● Written instruction
Answer these questions from the design discussion comments:
1. By what name does the first comment say graphic design that is visceral and aesthetic goes?
2. In which schools should Peter Phillips' book be required reading?
3. What is the title of the design development training course taught to government senior managers?

● Extract provided
──────────────────────────────

I should say first that I know of design from the perspective of an industrial designer. Innovation is the proper way to refer to this type of design to me. I think it is a shame that Poynor would ignore the idea that design processes are the provenance of a few select people. Perhaps there will be a backlash against "design" for the way it is marketed to the business community. I believe this will occur only in the wake of some spectacular failures in the process, and further, that if implemented properly, those failures will not occur. I would like to address Bruce's comment on graphic design not being user centric. Just because you may not need to be grounded in ergonomics to design in graphics doesn't mean there aren't users to center on. Font selection, color choices, layout, print decisions, and the like should all be made for reasons defined by the purpose of the piece being designed, not just aesthetic considerations. Graphic design that is visceral and aesthetic goes by the name "Art." Any "graphic designer" that says otherwise is not focusing on your brand or task at hand.

Rob Thompson

May 2, 2008 4:26 PM

The second sentence in my above quote should read"...would ignore the idea that design processes are NOT the provenance of a few select people." Sorry for that.

Darlene Watkins

May 2, 2008 5:15 PM

Peter Phillips' book "Creating the Perfect Design Brief: How to Manage Design for Strategic Advantage" should be required reading in both design and business schools. Phillips states that an "equal partnership" is formed when the design brief is reviewed and accepted by both designer and client. The brief enables a designer to simultaneously work the aesthetics and the business strategy while staying focused on the business objectives. No matter the design discipline, this methodology enables other phases like envisioning, ideation, storytelling, brainstorming, prototyping, execution, etc. to commence. Phillips does not discriminate design disciplines.

Bruce, all design is graphic. "Graphic design" is on equal-footing with other design disciplines acting as a partner to document the result of finished products or services. The cross-disciplines "talk to each other" by way of instinctively knowing and using some basic Principles of Design like balance, emphasis and focal point, scale and proportion, repetition and rhythm, unity and variety. I'd be happy to send you a syllabus for a design development training course I teach to government senior managers: "Creativity + Design = Innovation". Forget about Rick, it's you we have to work on!

──────────────────────────────

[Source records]
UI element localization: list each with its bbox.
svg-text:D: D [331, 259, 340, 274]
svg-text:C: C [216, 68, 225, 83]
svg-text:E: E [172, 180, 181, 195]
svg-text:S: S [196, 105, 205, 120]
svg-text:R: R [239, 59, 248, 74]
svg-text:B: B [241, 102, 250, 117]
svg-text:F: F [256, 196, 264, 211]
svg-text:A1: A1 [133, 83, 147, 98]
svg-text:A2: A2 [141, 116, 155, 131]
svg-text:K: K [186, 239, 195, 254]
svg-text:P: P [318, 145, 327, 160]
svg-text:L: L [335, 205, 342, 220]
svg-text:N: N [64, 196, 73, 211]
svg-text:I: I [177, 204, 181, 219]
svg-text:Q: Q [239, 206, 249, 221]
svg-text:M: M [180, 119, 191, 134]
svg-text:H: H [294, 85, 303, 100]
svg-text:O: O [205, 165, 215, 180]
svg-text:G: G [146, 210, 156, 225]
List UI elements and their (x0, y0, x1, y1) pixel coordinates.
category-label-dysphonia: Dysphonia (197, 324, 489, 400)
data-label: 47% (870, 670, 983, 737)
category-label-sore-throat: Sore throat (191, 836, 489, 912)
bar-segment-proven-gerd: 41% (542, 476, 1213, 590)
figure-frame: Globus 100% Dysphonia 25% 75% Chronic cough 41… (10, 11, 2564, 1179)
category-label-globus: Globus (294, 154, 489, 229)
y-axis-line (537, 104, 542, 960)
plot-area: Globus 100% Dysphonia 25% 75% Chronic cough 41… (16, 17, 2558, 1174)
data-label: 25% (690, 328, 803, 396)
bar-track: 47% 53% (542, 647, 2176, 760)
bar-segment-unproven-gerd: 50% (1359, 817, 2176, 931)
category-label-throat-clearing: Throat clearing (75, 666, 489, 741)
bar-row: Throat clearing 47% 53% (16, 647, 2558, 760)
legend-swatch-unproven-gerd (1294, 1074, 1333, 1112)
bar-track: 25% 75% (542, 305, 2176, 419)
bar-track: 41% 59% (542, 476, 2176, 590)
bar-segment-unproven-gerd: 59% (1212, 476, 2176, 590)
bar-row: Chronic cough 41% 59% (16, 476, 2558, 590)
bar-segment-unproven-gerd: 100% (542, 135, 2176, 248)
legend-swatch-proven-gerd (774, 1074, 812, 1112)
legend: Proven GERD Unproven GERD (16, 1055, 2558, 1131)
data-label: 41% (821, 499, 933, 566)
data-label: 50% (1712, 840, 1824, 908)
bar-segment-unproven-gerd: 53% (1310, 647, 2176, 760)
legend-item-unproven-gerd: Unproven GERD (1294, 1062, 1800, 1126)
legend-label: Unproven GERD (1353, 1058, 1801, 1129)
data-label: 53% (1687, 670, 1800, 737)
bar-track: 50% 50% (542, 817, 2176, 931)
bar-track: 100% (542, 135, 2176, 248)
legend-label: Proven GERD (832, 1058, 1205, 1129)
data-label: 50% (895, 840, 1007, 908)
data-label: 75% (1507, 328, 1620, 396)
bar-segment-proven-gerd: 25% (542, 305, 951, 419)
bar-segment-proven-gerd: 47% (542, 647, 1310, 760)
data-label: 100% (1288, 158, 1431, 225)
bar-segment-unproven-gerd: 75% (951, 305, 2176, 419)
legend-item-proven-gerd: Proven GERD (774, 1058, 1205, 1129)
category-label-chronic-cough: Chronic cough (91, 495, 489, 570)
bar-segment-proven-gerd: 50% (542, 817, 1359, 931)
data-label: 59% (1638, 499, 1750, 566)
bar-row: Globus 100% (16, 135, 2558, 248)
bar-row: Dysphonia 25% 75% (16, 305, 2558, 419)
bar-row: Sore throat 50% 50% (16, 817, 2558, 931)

──────────────────────────────

● Output of the task
1. "Art."
2. Both design and business schools.
3. "Creativity + Design = Innovation"